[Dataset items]
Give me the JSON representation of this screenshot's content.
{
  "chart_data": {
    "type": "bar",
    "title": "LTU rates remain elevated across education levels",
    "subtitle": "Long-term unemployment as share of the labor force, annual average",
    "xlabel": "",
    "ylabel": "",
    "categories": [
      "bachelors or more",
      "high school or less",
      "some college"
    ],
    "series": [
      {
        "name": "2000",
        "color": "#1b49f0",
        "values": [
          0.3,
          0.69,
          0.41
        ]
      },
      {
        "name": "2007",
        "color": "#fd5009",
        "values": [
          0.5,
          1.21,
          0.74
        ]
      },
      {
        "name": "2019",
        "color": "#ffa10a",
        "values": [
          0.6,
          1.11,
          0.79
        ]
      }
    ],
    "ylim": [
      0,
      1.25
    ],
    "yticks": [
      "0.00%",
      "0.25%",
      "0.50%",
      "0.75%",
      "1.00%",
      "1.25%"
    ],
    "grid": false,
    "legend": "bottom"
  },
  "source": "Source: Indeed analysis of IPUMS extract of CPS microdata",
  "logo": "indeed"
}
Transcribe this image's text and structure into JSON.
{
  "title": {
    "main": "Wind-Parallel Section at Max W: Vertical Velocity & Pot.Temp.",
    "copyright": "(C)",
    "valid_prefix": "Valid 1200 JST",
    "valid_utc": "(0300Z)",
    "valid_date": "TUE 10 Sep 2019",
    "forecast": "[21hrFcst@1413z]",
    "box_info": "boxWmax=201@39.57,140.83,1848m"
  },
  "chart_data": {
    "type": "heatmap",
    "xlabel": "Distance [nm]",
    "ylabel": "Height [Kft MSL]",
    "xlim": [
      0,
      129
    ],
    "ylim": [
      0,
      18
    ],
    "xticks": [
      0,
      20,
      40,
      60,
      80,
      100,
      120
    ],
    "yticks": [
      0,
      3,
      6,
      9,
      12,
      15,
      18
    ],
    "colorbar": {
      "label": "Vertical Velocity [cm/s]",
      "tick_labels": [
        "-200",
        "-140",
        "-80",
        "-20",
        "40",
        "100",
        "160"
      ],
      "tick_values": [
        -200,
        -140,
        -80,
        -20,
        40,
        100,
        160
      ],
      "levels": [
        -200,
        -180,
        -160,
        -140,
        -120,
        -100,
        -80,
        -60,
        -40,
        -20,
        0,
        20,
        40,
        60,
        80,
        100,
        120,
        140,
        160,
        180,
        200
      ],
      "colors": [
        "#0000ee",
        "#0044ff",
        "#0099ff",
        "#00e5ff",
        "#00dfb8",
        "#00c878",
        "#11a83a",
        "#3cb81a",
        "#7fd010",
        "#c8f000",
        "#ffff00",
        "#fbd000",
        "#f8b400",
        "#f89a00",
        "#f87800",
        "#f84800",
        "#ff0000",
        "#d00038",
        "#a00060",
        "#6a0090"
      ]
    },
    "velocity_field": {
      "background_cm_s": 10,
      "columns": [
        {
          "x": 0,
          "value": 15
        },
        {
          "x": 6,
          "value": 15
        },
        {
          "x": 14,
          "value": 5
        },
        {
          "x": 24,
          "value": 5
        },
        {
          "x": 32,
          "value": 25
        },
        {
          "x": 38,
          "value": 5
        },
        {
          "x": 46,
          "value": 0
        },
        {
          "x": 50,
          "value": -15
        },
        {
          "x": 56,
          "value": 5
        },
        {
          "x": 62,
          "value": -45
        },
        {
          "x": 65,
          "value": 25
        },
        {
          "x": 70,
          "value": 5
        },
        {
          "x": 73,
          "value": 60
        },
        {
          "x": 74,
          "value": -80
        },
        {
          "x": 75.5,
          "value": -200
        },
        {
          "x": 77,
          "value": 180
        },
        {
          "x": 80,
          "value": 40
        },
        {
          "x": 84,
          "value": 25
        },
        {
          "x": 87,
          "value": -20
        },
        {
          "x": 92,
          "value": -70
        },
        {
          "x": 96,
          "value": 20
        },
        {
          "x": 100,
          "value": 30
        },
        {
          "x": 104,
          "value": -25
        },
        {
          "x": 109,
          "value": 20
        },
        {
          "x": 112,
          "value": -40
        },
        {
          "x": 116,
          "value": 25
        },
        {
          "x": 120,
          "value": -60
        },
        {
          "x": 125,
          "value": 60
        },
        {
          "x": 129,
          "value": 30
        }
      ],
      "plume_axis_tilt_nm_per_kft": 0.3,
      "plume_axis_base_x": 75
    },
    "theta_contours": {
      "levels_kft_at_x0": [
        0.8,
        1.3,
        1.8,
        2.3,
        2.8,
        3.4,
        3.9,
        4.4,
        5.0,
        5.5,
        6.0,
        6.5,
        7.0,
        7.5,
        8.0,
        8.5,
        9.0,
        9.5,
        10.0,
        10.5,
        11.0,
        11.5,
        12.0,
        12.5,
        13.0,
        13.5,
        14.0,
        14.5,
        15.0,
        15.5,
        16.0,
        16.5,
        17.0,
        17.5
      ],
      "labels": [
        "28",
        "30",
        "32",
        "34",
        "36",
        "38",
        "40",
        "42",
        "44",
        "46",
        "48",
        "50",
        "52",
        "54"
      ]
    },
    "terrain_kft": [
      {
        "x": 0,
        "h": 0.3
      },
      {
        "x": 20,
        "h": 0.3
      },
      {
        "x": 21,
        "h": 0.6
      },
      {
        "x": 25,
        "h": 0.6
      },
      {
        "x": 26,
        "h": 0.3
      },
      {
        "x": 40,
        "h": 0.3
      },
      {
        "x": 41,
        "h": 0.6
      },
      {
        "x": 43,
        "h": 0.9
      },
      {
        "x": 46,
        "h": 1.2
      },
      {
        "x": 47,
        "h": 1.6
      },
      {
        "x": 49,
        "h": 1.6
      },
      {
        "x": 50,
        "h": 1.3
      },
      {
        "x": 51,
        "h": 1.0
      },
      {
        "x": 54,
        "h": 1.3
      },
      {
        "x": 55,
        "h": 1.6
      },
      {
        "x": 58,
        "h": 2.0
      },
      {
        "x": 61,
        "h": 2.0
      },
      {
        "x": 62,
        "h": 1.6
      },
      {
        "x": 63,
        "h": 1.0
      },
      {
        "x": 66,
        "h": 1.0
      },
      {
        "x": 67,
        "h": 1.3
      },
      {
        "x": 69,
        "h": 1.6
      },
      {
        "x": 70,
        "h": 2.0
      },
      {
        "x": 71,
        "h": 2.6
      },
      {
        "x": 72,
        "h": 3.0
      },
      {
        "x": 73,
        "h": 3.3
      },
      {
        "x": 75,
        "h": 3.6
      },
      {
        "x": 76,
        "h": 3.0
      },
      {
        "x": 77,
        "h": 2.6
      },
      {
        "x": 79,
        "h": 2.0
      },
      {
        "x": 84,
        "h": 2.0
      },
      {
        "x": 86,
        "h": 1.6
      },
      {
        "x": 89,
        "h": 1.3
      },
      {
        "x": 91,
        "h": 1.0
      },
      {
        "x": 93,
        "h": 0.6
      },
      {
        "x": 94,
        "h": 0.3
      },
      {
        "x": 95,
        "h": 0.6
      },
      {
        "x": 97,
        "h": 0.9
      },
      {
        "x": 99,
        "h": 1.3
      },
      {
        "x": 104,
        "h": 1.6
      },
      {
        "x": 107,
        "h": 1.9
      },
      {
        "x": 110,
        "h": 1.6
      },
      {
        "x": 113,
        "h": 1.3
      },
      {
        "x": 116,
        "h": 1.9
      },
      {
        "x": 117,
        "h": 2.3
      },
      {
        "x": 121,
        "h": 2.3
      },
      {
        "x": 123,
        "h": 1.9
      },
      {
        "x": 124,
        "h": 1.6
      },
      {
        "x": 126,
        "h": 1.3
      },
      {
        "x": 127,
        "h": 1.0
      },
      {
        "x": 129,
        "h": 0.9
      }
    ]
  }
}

Exercise directions —
Extract the complete set of records unchanged.

Expected answer —
Give me the JSON representation of this screenshot's content.
{
  "chart_data": {
    "type": "bar",
    "title": "LTU rates remain elevated across education levels",
    "subtitle": "Long-term unemployment as share of the labor force, annual average",
    "xlabel": "",
    "ylabel": "",
    "categories": [
      "bachelors or more",
      "high school or less",
      "some college"
    ],
    "series": [
      {
        "name": "2000",
        "color": "#1b49f0",
        "values": [
          0.3,
          0.69,
          0.41
        ]
      },
      {
        "name": "2007",
        "color": "#fd5009",
        "values": [
          0.5,
          1.21,
          0.74
        ]
      },
      {
        "name": "2019",
        "color": "#ffa10a",
        "values": [
          0.6,
          1.11,
          0.79
        ]
      }
    ],
    "ylim": [
      0,
      1.25
    ],
    "yticks": [
      "0.00%",
      "0.25%",
      "0.50%",
      "0.75%",
      "1.00%",
      "1.25%"
    ],
    "grid": false,
    "legend": "bottom"
  },
  "source": "Source: Indeed analysis of IPUMS extract of CPS microdata",
  "logo": "indeed"
}
Transcribe this image's text and structure into JSON.
{
  "title": {
    "main": "Wind-Parallel Section at Max W: Vertical Velocity & Pot.Temp.",
    "copyright": "(C)",
    "valid_prefix": "Valid 1200 JST",
    "valid_utc": "(0300Z)",
    "valid_date": "TUE 10 Sep 2019",
    "forecast": "[21hrFcst@1413z]",
    "box_info": "boxWmax=201@39.57,140.83,1848m"
  },
  "chart_data": {
    "type": "heatmap",
    "xlabel": "Distance [nm]",
    "ylabel": "Height [Kft MSL]",
    "xlim": [
      0,
      129
    ],
    "ylim": [
      0,
      18
    ],
    "xticks": [
      0,
      20,
      40,
      60,
      80,
      100,
      120
    ],
    "yticks": [
      0,
      3,
      6,
      9,
      12,
      15,
      18
    ],
    "colorbar": {
      "label": "Vertical Velocity [cm/s]",
      "tick_labels": [
        "-200",
        "-140",
        "-80",
        "-20",
        "40",
        "100",
        "160"
      ],
      "tick_values": [
        -200,
        -140,
        -80,
        -20,
        40,
        100,
        160
      ],
      "levels": [
        -200,
        -180,
        -160,
        -140,
        -120,
        -100,
        -80,
        -60,
        -40,
        -20,
        0,
        20,
        40,
        60,
        80,
        100,
        120,
        140,
        160,
        180,
        200
      ],
      "colors": [
        "#0000ee",
        "#0044ff",
        "#0099ff",
        "#00e5ff",
        "#00dfb8",
        "#00c878",
        "#11a83a",
        "#3cb81a",
        "#7fd010",
        "#c8f000",
        "#ffff00",
        "#fbd000",
        "#f8b400",
        "#f89a00",
        "#f87800",
        "#f84800",
        "#ff0000",
        "#d00038",
        "#a00060",
        "#6a0090"
      ]
    },
    "velocity_field": {
      "background_cm_s": 10,
      "columns": [
        {
          "x": 0,
          "value": 15
        },
        {
          "x": 6,
          "value": 15
        },
        {
          "x": 14,
          "value": 5
        },
        {
          "x": 24,
          "value": 5
        },
        {
          "x": 32,
          "value": 25
        },
        {
          "x": 38,
          "value": 5
        },
        {
          "x": 46,
          "value": 0
        },
        {
          "x": 50,
          "value": -15
        },
        {
          "x": 56,
          "value": 5
        },
        {
          "x": 62,
          "value": -45
        },
        {
          "x": 65,
          "value": 25
        },
        {
          "x": 70,
          "value": 5
        },
        {
          "x": 73,
          "value": 60
        },
        {
          "x": 74,
          "value": -80
        },
        {
          "x": 75.5,
          "value": -200
        },
        {
          "x": 77,
          "value": 180
        },
        {
          "x": 80,
          "value": 40
        },
        {
          "x": 84,
          "value": 25
        },
        {
          "x": 87,
          "value": -20
        },
        {
          "x": 92,
          "value": -70
        },
        {
          "x": 96,
          "value": 20
        },
        {
          "x": 100,
          "value": 30
        },
        {
          "x": 104,
          "value": -25
        },
        {
          "x": 109,
          "value": 20
        },
        {
          "x": 112,
          "value": -40
        },
        {
          "x": 116,
          "value": 25
        },
        {
          "x": 120,
          "value": -60
        },
        {
          "x": 125,
          "value": 60
        },
        {
          "x": 129,
          "value": 30
        }
      ],
      "plume_axis_tilt_nm_per_kft": 0.3,
      "plume_axis_base_x": 75
    },
    "theta_contours": {
      "levels_kft_at_x0": [
        0.8,
        1.3,
        1.8,
        2.3,
        2.8,
        3.4,
        3.9,
        4.4,
        5.0,
        5.5,
        6.0,
        6.5,
        7.0,
        7.5,
        8.0,
        8.5,
        9.0,
        9.5,
        10.0,
        10.5,
        11.0,
        11.5,
        12.0,
        12.5,
        13.0,
        13.5,
        14.0,
        14.5,
        15.0,
        15.5,
        16.0,
        16.5,
        17.0,
        17.5
      ],
      "labels": [
        "28",
        "30",
        "32",
        "34",
        "36",
        "38",
        "40",
        "42",
        "44",
        "46",
        "48",
        "50",
        "52",
        "54"
      ]
    },
    "terrain_kft": [
      {
        "x": 0,
        "h": 0.3
      },
      {
        "x": 20,
        "h": 0.3
      },
      {
        "x": 21,
        "h": 0.6
      },
      {
        "x": 25,
        "h": 0.6
      },
      {
        "x": 26,
        "h": 0.3
      },
      {
        "x": 40,
        "h": 0.3
      },
      {
        "x": 41,
        "h": 0.6
      },
      {
        "x": 43,
        "h": 0.9
      },
      {
        "x": 46,
        "h": 1.2
      },
      {
        "x": 47,
        "h": 1.6
      },
      {
        "x": 49,
        "h": 1.6
      },
      {
        "x": 50,
        "h": 1.3
      },
      {
        "x": 51,
        "h": 1.0
      },
      {
        "x": 54,
        "h": 1.3
      },
      {
        "x": 55,
        "h": 1.6
      },
      {
        "x": 58,
        "h": 2.0
      },
      {
        "x": 61,
        "h": 2.0
      },
      {
        "x": 62,
        "h": 1.6
      },
      {
        "x": 63,
        "h": 1.0
      },
      {
        "x": 66,
        "h": 1.0
      },
      {
        "x": 67,
        "h": 1.3
      },
      {
        "x": 69,
        "h": 1.6
      },
      {
        "x": 70,
        "h": 2.0
      },
      {
        "x": 71,
        "h": 2.6
      },
      {
        "x": 72,
        "h": 3.0
      },
      {
        "x": 73,
        "h": 3.3
      },
      {
        "x": 75,
        "h": 3.6
      },
      {
        "x": 76,
        "h": 3.0
      },
      {
        "x": 77,
        "h": 2.6
      },
      {
        "x": 79,
        "h": 2.0
      },
      {
        "x": 84,
        "h": 2.0
      },
      {
        "x": 86,
        "h": 1.6
      },
      {
        "x": 89,
        "h": 1.3
      },
      {
        "x": 91,
        "h": 1.0
      },
      {
        "x": 93,
        "h": 0.6
      },
      {
        "x": 94,
        "h": 0.3
      },
      {
        "x": 95,
        "h": 0.6
      },
      {
        "x": 97,
        "h": 0.9
      },
      {
        "x": 99,
        "h": 1.3
      },
      {
        "x": 104,
        "h": 1.6
      },
      {
        "x": 107,
        "h": 1.9
      },
      {
        "x": 110,
        "h": 1.6
      },
      {
        "x": 113,
        "h": 1.3
      },
      {
        "x": 116,
        "h": 1.9
      },
      {
        "x": 117,
        "h": 2.3
      },
      {
        "x": 121,
        "h": 2.3
      },
      {
        "x": 123,
        "h": 1.9
      },
      {
        "x": 124,
        "h": 1.6
      },
      {
        "x": 126,
        "h": 1.3
      },
      {
        "x": 127,
        "h": 1.0
      },
      {
        "x": 129,
        "h": 0.9
      }
    ]
  }
}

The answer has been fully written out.